(To be done)
Extract all lines from the data beneath that include the word "Corralito".

-- START Data section --

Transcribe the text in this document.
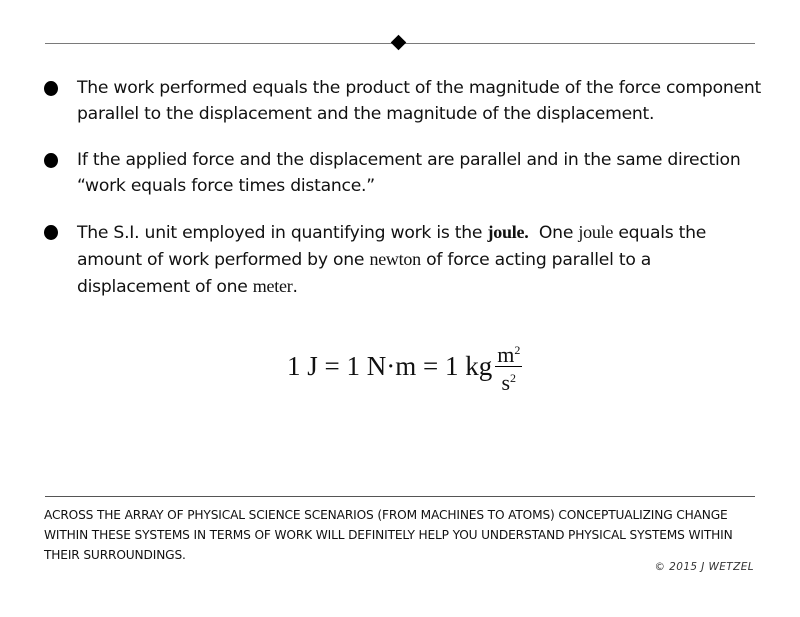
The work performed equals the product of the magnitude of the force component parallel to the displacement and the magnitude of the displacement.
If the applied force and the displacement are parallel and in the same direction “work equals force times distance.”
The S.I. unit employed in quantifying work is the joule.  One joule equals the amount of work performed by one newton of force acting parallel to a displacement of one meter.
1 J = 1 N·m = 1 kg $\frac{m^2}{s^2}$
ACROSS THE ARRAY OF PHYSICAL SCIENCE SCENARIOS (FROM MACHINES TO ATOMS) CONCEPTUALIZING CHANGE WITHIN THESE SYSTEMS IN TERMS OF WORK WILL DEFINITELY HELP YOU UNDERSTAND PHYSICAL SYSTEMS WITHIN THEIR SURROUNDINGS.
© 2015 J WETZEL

-- END Data section --
-- START Data section --

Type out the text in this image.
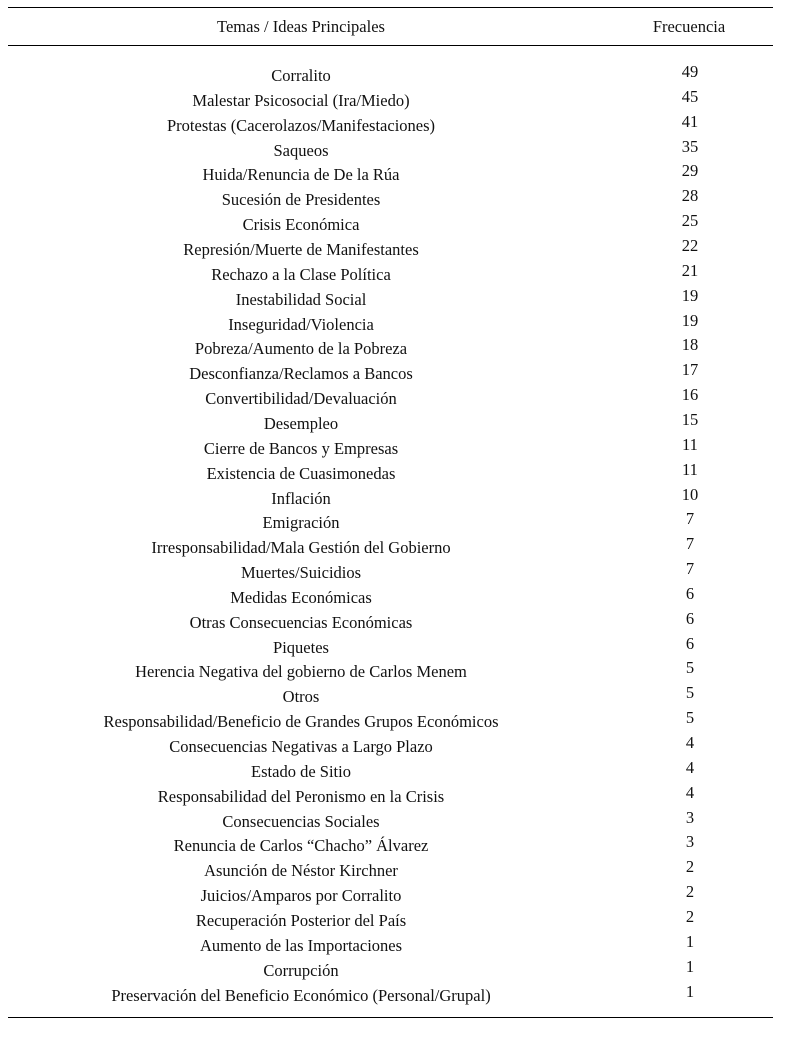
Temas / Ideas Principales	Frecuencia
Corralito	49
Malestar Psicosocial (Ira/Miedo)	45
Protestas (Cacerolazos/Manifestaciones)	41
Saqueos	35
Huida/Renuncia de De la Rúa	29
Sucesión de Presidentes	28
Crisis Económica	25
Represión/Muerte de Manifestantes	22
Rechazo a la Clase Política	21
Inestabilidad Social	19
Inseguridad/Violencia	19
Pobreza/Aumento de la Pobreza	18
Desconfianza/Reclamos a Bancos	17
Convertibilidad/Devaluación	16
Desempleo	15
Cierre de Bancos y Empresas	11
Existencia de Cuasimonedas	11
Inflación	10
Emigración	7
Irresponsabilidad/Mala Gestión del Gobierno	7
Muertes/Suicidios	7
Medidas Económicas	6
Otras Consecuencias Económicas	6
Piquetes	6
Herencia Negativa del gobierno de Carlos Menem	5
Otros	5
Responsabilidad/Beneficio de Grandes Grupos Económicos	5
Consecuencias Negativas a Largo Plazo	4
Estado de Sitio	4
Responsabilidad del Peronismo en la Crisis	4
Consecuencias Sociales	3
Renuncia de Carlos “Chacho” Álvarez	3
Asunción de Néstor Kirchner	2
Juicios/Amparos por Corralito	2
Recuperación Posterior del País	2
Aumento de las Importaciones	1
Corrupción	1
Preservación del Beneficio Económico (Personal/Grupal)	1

-- END Data section --

(Result below)
Corralito	49
Juicios/Amparos por Corralito	2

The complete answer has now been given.